**What this task involves**
Beginning at the line containing "Extract all readable text from this page.", output every line to the end of the data below exactly as it appears.

**Entries from a dataset**

◇ ◇ ◇

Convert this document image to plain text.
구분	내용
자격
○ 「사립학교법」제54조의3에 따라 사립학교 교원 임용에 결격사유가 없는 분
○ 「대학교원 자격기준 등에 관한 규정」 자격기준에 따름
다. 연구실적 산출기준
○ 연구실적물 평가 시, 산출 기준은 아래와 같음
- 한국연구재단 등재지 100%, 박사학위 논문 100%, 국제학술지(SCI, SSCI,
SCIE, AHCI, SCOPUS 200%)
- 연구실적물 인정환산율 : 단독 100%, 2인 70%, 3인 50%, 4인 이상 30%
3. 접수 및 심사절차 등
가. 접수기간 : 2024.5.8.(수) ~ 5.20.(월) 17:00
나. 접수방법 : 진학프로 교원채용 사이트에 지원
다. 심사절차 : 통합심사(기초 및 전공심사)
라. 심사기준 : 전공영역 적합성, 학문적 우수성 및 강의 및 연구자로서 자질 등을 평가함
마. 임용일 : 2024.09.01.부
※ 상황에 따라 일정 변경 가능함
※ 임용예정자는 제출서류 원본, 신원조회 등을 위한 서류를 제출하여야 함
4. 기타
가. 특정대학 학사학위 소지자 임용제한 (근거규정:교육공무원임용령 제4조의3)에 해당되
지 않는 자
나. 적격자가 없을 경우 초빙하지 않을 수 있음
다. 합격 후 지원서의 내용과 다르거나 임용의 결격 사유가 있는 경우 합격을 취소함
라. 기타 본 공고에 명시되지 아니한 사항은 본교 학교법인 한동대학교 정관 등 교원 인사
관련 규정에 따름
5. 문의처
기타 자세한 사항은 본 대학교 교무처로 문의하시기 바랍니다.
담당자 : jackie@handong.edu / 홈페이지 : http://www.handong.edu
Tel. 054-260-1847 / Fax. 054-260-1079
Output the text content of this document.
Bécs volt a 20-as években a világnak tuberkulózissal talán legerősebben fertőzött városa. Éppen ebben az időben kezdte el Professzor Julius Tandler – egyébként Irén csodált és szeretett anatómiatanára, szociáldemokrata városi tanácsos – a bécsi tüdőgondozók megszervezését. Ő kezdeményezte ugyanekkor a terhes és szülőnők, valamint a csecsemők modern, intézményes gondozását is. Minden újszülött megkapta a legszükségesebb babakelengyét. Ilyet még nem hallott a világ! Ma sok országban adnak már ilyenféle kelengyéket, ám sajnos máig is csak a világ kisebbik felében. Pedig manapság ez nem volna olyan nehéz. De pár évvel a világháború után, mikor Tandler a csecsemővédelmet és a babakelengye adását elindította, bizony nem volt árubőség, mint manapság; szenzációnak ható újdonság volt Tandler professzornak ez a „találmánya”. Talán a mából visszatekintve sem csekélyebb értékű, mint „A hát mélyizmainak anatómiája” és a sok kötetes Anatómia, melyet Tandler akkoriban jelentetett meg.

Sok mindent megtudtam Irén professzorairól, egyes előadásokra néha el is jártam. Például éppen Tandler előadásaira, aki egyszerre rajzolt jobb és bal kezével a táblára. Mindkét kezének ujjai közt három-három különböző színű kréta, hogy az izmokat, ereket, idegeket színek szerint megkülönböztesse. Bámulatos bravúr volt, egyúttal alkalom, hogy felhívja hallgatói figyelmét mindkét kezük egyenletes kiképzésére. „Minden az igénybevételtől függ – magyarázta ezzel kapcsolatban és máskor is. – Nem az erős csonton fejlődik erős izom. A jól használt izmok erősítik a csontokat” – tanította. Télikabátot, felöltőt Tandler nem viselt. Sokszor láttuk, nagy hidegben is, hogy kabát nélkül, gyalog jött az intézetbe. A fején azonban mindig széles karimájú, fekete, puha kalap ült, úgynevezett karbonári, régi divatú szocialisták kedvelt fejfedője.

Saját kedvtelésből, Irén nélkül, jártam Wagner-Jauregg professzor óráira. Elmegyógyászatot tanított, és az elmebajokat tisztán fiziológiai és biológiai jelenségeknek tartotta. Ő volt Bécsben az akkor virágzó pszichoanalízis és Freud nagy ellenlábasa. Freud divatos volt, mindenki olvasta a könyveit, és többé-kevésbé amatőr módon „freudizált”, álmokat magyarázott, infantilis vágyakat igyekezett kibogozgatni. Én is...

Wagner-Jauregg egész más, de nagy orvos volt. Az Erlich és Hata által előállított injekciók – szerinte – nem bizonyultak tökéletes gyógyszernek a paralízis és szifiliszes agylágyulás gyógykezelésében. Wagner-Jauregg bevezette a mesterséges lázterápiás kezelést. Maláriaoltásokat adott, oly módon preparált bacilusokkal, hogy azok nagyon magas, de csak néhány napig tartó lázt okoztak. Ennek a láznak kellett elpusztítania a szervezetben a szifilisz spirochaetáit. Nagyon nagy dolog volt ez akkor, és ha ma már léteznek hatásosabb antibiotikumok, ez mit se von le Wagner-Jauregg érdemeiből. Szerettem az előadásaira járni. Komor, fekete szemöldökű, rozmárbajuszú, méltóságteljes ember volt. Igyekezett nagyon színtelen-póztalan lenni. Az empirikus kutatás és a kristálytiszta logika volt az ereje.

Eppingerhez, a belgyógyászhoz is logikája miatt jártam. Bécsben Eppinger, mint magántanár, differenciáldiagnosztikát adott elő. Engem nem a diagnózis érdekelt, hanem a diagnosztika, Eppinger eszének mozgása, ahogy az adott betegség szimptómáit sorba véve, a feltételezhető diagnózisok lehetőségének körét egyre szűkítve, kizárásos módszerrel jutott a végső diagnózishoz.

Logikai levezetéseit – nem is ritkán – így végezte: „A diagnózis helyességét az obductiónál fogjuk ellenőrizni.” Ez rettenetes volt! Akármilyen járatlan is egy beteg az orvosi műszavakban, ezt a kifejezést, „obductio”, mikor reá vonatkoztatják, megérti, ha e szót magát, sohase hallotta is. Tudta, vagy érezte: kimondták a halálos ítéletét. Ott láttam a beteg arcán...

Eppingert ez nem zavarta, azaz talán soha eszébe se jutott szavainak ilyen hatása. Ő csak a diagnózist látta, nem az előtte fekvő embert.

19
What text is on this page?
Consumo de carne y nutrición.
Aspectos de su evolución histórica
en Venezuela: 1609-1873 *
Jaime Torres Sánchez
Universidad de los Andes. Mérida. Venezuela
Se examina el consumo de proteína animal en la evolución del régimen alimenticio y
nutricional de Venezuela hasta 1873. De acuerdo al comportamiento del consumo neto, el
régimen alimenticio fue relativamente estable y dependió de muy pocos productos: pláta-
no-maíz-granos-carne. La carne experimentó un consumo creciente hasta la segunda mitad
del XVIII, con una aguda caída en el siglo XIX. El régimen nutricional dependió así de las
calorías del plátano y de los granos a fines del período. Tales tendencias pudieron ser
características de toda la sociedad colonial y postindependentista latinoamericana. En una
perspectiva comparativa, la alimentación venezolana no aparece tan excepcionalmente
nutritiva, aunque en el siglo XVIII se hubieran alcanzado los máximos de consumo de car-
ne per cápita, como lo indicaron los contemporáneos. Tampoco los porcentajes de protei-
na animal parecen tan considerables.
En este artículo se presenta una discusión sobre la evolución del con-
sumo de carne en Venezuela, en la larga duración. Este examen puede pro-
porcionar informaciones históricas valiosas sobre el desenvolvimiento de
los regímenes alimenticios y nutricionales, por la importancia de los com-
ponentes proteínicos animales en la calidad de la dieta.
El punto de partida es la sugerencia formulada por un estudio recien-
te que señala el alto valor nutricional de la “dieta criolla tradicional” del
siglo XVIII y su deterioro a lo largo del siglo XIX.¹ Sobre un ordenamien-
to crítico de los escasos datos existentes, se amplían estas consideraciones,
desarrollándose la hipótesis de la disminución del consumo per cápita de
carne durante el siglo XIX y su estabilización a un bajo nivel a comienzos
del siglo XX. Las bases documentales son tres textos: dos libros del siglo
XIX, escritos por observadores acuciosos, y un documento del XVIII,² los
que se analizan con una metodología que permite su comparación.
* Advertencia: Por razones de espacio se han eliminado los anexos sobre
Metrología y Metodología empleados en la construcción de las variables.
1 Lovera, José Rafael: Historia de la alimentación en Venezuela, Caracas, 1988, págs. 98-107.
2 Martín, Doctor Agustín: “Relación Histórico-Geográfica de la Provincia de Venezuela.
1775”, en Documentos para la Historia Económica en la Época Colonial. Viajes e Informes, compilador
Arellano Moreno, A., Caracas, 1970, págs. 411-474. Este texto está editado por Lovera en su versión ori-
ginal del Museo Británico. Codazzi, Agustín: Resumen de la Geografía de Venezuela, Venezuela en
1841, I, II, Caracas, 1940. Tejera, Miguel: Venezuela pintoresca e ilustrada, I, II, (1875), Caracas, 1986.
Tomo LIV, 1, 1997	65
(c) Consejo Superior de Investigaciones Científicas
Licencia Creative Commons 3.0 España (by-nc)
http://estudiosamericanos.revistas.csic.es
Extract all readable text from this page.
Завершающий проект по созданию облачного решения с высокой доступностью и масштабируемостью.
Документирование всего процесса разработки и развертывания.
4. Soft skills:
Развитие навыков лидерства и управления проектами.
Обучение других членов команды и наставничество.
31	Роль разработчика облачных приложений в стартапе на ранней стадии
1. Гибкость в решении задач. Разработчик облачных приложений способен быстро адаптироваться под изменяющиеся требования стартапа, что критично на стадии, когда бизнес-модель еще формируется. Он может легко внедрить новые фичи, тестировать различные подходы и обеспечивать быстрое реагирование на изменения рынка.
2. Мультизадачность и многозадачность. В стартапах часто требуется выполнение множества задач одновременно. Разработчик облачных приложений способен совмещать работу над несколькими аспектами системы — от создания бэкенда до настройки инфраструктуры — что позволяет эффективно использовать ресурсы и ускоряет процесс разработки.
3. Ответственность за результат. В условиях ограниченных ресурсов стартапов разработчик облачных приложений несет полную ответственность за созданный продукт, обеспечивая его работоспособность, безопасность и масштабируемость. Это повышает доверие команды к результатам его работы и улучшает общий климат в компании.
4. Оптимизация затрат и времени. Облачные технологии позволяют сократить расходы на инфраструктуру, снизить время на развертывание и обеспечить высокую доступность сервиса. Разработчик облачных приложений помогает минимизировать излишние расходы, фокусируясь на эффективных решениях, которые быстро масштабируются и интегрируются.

◇ ◇ ◇

**Result of the exercise**
Extract all readable text from this page.
Завершающий проект по созданию облачного решения с высокой доступностью и масштабируемостью.
Документирование всего процесса разработки и развертывания.
4. Soft skills:
Развитие навыков лидерства и управления проектами.
Обучение других членов команды и наставничество.
31	Роль разработчика облачных приложений в стартапе на ранней стадии
1. Гибкость в решении задач. Разработчик облачных приложений способен быстро адаптироваться под изменяющиеся требования стартапа, что критично на стадии, когда бизнес-модель еще формируется. Он может легко внедрить новые фичи, тестировать различные подходы и обеспечивать быстрое реагирование на изменения рынка.
2. Мультизадачность и многозадачность. В стартапах часто требуется выполнение множества задач одновременно. Разработчик облачных приложений способен совмещать работу над несколькими аспектами системы — от создания бэкенда до настройки инфраструктуры — что позволяет эффективно использовать ресурсы и ускоряет процесс разработки.
3. Ответственность за результат. В условиях ограниченных ресурсов стартапов разработчик облачных приложений несет полную ответственность за созданный продукт, обеспечивая его работоспособность, безопасность и масштабируемость. Это повышает доверие команды к результатам его работы и улучшает общий климат в компании.
4. Оптимизация затрат и времени. Облачные технологии позволяют сократить расходы на инфраструктуру, снизить время на развертывание и обеспечить высокую доступность сервиса. Разработчик облачных приложений помогает минимизировать излишние расходы, фокусируясь на эффективных решениях, которые быстро масштабируются и интегрируются.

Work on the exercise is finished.